--- Dataset excerpts ---

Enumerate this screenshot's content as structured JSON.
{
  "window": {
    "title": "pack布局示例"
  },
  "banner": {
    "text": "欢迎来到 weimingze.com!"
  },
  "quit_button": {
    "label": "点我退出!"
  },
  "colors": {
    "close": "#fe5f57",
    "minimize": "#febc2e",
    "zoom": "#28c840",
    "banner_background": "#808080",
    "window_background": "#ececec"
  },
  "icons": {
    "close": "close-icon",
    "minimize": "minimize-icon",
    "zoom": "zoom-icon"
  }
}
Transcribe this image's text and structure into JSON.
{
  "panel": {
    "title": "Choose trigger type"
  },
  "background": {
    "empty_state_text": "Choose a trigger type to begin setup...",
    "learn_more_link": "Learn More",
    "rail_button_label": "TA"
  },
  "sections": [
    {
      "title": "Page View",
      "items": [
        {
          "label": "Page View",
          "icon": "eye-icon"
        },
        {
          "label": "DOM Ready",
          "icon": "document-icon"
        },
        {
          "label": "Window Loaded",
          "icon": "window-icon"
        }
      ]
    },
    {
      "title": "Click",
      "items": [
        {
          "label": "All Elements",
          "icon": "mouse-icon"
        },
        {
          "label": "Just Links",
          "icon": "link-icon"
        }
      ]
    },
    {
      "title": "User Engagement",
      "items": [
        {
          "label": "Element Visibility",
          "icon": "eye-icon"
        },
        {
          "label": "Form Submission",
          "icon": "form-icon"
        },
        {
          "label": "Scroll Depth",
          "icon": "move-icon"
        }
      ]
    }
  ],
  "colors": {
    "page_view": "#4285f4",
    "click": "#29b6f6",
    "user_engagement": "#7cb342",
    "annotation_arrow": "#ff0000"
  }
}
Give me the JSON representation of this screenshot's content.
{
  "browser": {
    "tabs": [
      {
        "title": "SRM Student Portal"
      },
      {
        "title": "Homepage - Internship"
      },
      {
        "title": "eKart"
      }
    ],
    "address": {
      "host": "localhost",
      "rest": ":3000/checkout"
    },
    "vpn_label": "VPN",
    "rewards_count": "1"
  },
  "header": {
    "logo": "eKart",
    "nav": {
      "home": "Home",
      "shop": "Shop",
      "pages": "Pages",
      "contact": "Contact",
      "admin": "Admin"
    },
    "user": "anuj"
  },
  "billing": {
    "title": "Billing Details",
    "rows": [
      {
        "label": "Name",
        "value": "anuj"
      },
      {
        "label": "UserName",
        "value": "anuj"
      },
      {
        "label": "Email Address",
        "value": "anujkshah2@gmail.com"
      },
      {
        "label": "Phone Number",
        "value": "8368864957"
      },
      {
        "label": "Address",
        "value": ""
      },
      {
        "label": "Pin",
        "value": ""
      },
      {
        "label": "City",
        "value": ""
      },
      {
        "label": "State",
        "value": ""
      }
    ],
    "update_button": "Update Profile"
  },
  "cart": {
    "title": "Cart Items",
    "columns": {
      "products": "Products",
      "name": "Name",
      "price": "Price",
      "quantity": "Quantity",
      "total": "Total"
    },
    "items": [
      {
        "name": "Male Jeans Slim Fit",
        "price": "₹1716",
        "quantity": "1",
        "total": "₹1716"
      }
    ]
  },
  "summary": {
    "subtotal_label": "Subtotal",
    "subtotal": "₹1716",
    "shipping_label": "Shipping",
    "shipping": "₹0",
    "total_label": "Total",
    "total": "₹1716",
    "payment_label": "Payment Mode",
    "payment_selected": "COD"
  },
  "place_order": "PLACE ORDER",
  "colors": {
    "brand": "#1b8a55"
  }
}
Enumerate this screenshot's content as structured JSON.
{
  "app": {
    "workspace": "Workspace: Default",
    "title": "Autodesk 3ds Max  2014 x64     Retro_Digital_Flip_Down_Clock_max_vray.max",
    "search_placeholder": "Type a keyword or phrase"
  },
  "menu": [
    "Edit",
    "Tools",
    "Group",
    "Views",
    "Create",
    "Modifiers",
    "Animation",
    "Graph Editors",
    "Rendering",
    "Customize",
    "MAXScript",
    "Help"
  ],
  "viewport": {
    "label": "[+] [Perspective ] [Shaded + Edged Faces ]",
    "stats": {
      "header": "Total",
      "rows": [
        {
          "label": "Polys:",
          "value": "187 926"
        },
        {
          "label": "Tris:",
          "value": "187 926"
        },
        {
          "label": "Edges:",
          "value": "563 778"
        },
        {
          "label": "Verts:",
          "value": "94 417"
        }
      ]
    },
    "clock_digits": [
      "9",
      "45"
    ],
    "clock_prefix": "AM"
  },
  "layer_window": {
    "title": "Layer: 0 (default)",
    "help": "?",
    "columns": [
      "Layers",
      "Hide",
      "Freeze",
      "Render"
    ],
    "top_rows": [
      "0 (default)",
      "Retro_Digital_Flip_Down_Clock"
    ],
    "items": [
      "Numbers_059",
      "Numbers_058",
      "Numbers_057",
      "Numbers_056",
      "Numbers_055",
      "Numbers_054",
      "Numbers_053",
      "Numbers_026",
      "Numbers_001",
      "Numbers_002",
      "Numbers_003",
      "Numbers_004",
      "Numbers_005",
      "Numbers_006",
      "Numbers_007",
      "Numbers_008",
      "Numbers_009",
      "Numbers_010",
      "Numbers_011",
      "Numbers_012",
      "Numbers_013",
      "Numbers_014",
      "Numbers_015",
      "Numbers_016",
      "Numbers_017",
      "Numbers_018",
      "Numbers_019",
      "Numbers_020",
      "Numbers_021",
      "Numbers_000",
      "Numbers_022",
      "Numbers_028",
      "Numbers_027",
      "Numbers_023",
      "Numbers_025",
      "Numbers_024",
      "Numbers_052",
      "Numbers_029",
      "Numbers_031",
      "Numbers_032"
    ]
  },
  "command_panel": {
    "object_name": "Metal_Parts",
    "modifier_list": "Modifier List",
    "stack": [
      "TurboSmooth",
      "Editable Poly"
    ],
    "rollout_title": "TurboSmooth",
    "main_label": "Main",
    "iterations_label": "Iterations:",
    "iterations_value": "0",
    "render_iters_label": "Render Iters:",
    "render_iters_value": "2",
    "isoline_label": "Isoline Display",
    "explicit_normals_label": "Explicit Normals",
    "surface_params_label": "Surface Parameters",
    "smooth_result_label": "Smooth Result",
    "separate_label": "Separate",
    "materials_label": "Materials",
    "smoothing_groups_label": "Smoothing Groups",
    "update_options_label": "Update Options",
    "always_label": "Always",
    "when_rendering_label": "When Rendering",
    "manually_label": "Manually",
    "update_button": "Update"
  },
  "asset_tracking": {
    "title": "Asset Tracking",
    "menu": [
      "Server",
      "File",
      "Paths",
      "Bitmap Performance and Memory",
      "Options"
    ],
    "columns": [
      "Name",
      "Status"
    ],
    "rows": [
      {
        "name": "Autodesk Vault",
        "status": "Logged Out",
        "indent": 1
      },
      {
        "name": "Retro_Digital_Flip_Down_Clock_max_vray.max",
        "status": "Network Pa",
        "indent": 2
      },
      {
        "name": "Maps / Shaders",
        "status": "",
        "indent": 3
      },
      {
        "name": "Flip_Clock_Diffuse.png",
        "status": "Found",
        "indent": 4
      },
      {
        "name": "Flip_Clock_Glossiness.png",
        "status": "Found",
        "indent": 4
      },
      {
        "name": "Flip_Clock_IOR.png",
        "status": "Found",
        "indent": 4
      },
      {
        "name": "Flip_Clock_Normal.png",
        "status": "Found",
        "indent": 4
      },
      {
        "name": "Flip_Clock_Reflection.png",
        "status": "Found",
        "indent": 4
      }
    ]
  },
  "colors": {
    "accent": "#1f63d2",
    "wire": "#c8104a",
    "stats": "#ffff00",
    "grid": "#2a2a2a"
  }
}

---

Every line of the data above should be copied exactly.

Enumerate this screenshot's content as structured JSON.
{
  "window": {
    "title": "pack布局示例"
  },
  "banner": {
    "text": "欢迎来到 weimingze.com!"
  },
  "quit_button": {
    "label": "点我退出!"
  },
  "colors": {
    "close": "#fe5f57",
    "minimize": "#febc2e",
    "zoom": "#28c840",
    "banner_background": "#808080",
    "window_background": "#ececec"
  },
  "icons": {
    "close": "close-icon",
    "minimize": "minimize-icon",
    "zoom": "zoom-icon"
  }
}
Transcribe this image's text and structure into JSON.
{
  "panel": {
    "title": "Choose trigger type"
  },
  "background": {
    "empty_state_text": "Choose a trigger type to begin setup...",
    "learn_more_link": "Learn More",
    "rail_button_label": "TA"
  },
  "sections": [
    {
      "title": "Page View",
      "items": [
        {
          "label": "Page View",
          "icon": "eye-icon"
        },
        {
          "label": "DOM Ready",
          "icon": "document-icon"
        },
        {
          "label": "Window Loaded",
          "icon": "window-icon"
        }
      ]
    },
    {
      "title": "Click",
      "items": [
        {
          "label": "All Elements",
          "icon": "mouse-icon"
        },
        {
          "label": "Just Links",
          "icon": "link-icon"
        }
      ]
    },
    {
      "title": "User Engagement",
      "items": [
        {
          "label": "Element Visibility",
          "icon": "eye-icon"
        },
        {
          "label": "Form Submission",
          "icon": "form-icon"
        },
        {
          "label": "Scroll Depth",
          "icon": "move-icon"
        }
      ]
    }
  ],
  "colors": {
    "page_view": "#4285f4",
    "click": "#29b6f6",
    "user_engagement": "#7cb342",
    "annotation_arrow": "#ff0000"
  }
}
Give me the JSON representation of this screenshot's content.
{
  "browser": {
    "tabs": [
      {
        "title": "SRM Student Portal"
      },
      {
        "title": "Homepage - Internship"
      },
      {
        "title": "eKart"
      }
    ],
    "address": {
      "host": "localhost",
      "rest": ":3000/checkout"
    },
    "vpn_label": "VPN",
    "rewards_count": "1"
  },
  "header": {
    "logo": "eKart",
    "nav": {
      "home": "Home",
      "shop": "Shop",
      "pages": "Pages",
      "contact": "Contact",
      "admin": "Admin"
    },
    "user": "anuj"
  },
  "billing": {
    "title": "Billing Details",
    "rows": [
      {
        "label": "Name",
        "value": "anuj"
      },
      {
        "label": "UserName",
        "value": "anuj"
      },
      {
        "label": "Email Address",
        "value": "anujkshah2@gmail.com"
      },
      {
        "label": "Phone Number",
        "value": "8368864957"
      },
      {
        "label": "Address",
        "value": ""
      },
      {
        "label": "Pin",
        "value": ""
      },
      {
        "label": "City",
        "value": ""
      },
      {
        "label": "State",
        "value": ""
      }
    ],
    "update_button": "Update Profile"
  },
  "cart": {
    "title": "Cart Items",
    "columns": {
      "products": "Products",
      "name": "Name",
      "price": "Price",
      "quantity": "Quantity",
      "total": "Total"
    },
    "items": [
      {
        "name": "Male Jeans Slim Fit",
        "price": "₹1716",
        "quantity": "1",
        "total": "₹1716"
      }
    ]
  },
  "summary": {
    "subtotal_label": "Subtotal",
    "subtotal": "₹1716",
    "shipping_label": "Shipping",
    "shipping": "₹0",
    "total_label": "Total",
    "total": "₹1716",
    "payment_label": "Payment Mode",
    "payment_selected": "COD"
  },
  "place_order": "PLACE ORDER",
  "colors": {
    "brand": "#1b8a55"
  }
}
Enumerate this screenshot's content as structured JSON.
{
  "app": {
    "workspace": "Workspace: Default",
    "title": "Autodesk 3ds Max  2014 x64     Retro_Digital_Flip_Down_Clock_max_vray.max",
    "search_placeholder": "Type a keyword or phrase"
  },
  "menu": [
    "Edit",
    "Tools",
    "Group",
    "Views",
    "Create",
    "Modifiers",
    "Animation",
    "Graph Editors",
    "Rendering",
    "Customize",
    "MAXScript",
    "Help"
  ],
  "viewport": {
    "label": "[+] [Perspective ] [Shaded + Edged Faces ]",
    "stats": {
      "header": "Total",
      "rows": [
        {
          "label": "Polys:",
          "value": "187 926"
        },
        {
          "label": "Tris:",
          "value": "187 926"
        },
        {
          "label": "Edges:",
          "value": "563 778"
        },
        {
          "label": "Verts:",
          "value": "94 417"
        }
      ]
    },
    "clock_digits": [
      "9",
      "45"
    ],
    "clock_prefix": "AM"
  },
  "layer_window": {
    "title": "Layer: 0 (default)",
    "help": "?",
    "columns": [
      "Layers",
      "Hide",
      "Freeze",
      "Render"
    ],
    "top_rows": [
      "0 (default)",
      "Retro_Digital_Flip_Down_Clock"
    ],
    "items": [
      "Numbers_059",
      "Numbers_058",
      "Numbers_057",
      "Numbers_056",
      "Numbers_055",
      "Numbers_054",
      "Numbers_053",
      "Numbers_026",
      "Numbers_001",
      "Numbers_002",
      "Numbers_003",
      "Numbers_004",
      "Numbers_005",
      "Numbers_006",
      "Numbers_007",
      "Numbers_008",
      "Numbers_009",
      "Numbers_010",
      "Numbers_011",
      "Numbers_012",
      "Numbers_013",
      "Numbers_014",
      "Numbers_015",
      "Numbers_016",
      "Numbers_017",
      "Numbers_018",
      "Numbers_019",
      "Numbers_020",
      "Numbers_021",
      "Numbers_000",
      "Numbers_022",
      "Numbers_028",
      "Numbers_027",
      "Numbers_023",
      "Numbers_025",
      "Numbers_024",
      "Numbers_052",
      "Numbers_029",
      "Numbers_031",
      "Numbers_032"
    ]
  },
  "command_panel": {
    "object_name": "Metal_Parts",
    "modifier_list": "Modifier List",
    "stack": [
      "TurboSmooth",
      "Editable Poly"
    ],
    "rollout_title": "TurboSmooth",
    "main_label": "Main",
    "iterations_label": "Iterations:",
    "iterations_value": "0",
    "render_iters_label": "Render Iters:",
    "render_iters_value": "2",
    "isoline_label": "Isoline Display",
    "explicit_normals_label": "Explicit Normals",
    "surface_params_label": "Surface Parameters",
    "smooth_result_label": "Smooth Result",
    "separate_label": "Separate",
    "materials_label": "Materials",
    "smoothing_groups_label": "Smoothing Groups",
    "update_options_label": "Update Options",
    "always_label": "Always",
    "when_rendering_label": "When Rendering",
    "manually_label": "Manually",
    "update_button": "Update"
  },
  "asset_tracking": {
    "title": "Asset Tracking",
    "menu": [
      "Server",
      "File",
      "Paths",
      "Bitmap Performance and Memory",
      "Options"
    ],
    "columns": [
      "Name",
      "Status"
    ],
    "rows": [
      {
        "name": "Autodesk Vault",
        "status": "Logged Out",
        "indent": 1
      },
      {
        "name": "Retro_Digital_Flip_Down_Clock_max_vray.max",
        "status": "Network Pa",
        "indent": 2
      },
      {
        "name": "Maps / Shaders",
        "status": "",
        "indent": 3
      },
      {
        "name": "Flip_Clock_Diffuse.png",
        "status": "Found",
        "indent": 4
      },
      {
        "name": "Flip_Clock_Glossiness.png",
        "status": "Found",
        "indent": 4
      },
      {
        "name": "Flip_Clock_IOR.png",
        "status": "Found",
        "indent": 4
      },
      {
        "name": "Flip_Clock_Normal.png",
        "status": "Found",
        "indent": 4
      },
      {
        "name": "Flip_Clock_Reflection.png",
        "status": "Found",
        "indent": 4
      }
    ]
  },
  "colors": {
    "accent": "#1f63d2",
    "wire": "#c8104a",
    "stats": "#ffff00",
    "grid": "#2a2a2a"
  }
}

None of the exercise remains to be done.